WHAT YOU WILL DO ▸
In the listing below, locate the lines bearing the word "document". Copy every one of them.

ENTRIES SUPPLIED ▸
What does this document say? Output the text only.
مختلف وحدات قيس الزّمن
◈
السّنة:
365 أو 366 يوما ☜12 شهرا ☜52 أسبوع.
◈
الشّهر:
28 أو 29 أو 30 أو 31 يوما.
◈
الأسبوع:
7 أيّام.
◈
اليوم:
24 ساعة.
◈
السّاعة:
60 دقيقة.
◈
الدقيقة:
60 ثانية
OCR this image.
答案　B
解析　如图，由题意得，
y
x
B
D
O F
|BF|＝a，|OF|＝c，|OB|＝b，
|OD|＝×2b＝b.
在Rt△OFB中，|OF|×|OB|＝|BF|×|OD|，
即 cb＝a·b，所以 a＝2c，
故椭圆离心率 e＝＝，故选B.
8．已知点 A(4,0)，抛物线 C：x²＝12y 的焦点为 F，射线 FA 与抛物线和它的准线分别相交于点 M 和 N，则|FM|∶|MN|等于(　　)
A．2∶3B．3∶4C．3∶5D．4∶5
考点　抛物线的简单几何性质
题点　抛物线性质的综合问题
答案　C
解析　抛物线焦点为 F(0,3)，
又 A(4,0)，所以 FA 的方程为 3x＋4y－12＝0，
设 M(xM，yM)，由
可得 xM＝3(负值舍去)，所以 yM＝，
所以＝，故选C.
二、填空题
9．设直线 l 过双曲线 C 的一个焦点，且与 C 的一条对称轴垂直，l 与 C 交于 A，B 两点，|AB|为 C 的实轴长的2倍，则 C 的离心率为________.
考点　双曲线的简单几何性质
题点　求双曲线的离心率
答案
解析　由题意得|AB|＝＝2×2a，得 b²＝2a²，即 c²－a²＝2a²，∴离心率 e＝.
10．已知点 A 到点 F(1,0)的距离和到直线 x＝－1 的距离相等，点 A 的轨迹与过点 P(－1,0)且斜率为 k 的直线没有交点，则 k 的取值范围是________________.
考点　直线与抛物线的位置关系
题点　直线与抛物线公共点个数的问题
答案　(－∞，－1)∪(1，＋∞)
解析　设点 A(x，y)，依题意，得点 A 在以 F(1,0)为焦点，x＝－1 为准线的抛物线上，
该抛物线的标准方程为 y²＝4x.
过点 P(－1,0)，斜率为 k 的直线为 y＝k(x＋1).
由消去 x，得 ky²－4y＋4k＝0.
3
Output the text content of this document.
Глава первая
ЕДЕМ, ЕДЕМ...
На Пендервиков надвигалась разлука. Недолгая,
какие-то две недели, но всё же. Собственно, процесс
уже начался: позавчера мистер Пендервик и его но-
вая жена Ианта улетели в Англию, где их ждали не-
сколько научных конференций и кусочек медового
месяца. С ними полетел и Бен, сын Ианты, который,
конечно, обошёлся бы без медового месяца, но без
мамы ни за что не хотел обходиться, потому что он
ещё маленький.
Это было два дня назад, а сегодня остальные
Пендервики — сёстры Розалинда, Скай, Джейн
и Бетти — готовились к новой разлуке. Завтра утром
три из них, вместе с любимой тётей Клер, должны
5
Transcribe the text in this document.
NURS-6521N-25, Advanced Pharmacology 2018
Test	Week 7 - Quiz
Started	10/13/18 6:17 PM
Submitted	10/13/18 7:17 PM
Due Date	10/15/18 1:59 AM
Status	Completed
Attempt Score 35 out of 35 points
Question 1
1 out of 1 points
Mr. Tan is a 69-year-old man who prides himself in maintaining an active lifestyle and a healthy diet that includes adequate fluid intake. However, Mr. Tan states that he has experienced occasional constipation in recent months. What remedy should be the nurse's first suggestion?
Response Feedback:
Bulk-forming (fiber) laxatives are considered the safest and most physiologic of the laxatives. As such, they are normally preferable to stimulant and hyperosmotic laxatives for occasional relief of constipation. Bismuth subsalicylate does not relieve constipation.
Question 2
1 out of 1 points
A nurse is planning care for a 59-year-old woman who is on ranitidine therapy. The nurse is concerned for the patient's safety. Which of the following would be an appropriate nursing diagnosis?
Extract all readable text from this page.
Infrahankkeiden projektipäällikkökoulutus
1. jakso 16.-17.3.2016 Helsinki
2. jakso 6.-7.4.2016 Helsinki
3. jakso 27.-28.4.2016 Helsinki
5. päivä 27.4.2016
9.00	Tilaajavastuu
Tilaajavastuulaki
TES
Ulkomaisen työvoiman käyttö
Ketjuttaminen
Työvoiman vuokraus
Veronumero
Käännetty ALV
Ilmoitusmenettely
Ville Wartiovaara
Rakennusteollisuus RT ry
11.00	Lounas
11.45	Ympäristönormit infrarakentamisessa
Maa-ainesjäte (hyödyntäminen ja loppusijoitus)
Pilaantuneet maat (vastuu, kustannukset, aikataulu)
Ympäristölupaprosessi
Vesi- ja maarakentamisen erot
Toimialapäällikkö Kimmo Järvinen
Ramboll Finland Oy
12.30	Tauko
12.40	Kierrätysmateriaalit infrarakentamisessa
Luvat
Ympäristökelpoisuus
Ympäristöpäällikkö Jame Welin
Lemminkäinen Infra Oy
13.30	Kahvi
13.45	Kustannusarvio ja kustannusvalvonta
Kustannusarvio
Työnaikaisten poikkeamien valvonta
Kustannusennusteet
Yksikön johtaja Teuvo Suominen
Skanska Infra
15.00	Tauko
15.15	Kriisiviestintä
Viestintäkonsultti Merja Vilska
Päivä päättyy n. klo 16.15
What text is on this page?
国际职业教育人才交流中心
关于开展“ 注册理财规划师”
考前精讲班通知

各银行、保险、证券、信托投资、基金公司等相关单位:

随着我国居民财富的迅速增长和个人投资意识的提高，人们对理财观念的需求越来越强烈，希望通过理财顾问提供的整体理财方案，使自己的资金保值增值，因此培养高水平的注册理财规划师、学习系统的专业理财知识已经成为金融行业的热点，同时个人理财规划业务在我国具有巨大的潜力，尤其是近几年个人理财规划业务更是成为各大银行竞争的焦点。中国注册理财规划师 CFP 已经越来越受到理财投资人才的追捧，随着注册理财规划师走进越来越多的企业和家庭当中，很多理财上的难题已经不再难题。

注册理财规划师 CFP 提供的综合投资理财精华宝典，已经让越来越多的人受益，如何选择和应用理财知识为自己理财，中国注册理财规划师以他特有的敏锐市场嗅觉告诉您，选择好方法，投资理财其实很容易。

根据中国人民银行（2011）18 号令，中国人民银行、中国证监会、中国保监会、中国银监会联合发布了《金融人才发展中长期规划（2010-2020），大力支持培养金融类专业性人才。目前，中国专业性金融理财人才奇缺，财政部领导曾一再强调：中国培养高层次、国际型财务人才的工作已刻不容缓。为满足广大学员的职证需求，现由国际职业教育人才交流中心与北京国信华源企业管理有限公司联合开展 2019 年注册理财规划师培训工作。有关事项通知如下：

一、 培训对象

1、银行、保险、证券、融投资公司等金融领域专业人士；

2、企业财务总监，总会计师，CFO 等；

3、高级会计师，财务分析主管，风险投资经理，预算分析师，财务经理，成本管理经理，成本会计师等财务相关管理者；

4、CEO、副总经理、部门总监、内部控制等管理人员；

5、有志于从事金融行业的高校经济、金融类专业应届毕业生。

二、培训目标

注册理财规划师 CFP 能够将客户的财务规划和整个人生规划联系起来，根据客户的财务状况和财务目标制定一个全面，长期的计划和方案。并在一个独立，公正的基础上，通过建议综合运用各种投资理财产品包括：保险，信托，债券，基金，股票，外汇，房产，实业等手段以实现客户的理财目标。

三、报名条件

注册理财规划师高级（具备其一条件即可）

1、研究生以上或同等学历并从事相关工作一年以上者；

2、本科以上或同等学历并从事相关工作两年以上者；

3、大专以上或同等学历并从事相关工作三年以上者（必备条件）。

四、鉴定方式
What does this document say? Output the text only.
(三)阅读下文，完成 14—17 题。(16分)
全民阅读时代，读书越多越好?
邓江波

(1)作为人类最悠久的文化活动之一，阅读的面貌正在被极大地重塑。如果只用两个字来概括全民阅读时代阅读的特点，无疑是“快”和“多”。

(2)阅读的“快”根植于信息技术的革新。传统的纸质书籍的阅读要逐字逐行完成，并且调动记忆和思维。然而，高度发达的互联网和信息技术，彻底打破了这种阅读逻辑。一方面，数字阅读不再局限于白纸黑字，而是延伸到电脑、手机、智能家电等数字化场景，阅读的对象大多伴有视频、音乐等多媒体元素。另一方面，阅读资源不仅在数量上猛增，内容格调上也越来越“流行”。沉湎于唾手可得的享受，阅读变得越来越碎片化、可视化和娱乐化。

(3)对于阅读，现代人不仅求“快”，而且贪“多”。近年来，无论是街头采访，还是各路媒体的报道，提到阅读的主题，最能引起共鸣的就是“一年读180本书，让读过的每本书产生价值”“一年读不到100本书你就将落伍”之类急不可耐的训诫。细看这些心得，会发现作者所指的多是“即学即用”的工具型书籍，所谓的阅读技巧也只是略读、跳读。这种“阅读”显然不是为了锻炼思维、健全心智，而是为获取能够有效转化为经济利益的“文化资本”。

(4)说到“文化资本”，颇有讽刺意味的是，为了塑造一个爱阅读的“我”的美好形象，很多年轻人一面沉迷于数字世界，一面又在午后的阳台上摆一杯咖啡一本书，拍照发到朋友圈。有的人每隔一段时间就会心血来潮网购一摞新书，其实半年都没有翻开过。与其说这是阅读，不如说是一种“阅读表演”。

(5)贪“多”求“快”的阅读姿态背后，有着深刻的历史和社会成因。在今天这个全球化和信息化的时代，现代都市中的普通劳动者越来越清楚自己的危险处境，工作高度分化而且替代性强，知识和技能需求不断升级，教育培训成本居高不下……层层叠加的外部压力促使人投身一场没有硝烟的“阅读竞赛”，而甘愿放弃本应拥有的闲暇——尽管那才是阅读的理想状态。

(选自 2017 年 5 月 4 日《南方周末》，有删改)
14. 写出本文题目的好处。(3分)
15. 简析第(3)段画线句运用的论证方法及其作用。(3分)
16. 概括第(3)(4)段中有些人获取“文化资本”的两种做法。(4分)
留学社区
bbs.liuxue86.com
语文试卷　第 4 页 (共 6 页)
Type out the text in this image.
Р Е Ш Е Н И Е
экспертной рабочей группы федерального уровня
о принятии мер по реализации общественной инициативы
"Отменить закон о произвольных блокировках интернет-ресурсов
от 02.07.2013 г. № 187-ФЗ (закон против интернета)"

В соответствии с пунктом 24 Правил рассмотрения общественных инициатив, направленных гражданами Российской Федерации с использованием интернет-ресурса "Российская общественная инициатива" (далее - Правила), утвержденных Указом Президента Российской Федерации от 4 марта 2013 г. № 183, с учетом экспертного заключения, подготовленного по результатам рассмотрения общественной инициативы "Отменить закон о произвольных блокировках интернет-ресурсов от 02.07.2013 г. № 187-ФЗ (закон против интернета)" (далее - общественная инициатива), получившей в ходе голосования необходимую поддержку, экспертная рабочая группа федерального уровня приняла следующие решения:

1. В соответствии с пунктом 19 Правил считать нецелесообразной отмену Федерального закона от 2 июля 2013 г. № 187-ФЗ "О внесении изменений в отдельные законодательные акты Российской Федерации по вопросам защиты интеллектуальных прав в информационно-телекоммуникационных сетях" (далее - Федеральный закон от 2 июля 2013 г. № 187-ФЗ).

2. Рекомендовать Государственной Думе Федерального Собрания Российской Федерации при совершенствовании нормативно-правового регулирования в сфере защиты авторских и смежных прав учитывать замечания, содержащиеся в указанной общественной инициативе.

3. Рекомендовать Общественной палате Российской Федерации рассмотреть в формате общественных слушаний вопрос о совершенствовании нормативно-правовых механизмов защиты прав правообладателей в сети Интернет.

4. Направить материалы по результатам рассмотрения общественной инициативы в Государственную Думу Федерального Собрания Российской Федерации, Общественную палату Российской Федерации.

WRITTEN REPLY ▸
What does this document say? Output the text only.
Output the text content of this document.
Transcribe the text in this document.
What does this document say? Output the text only.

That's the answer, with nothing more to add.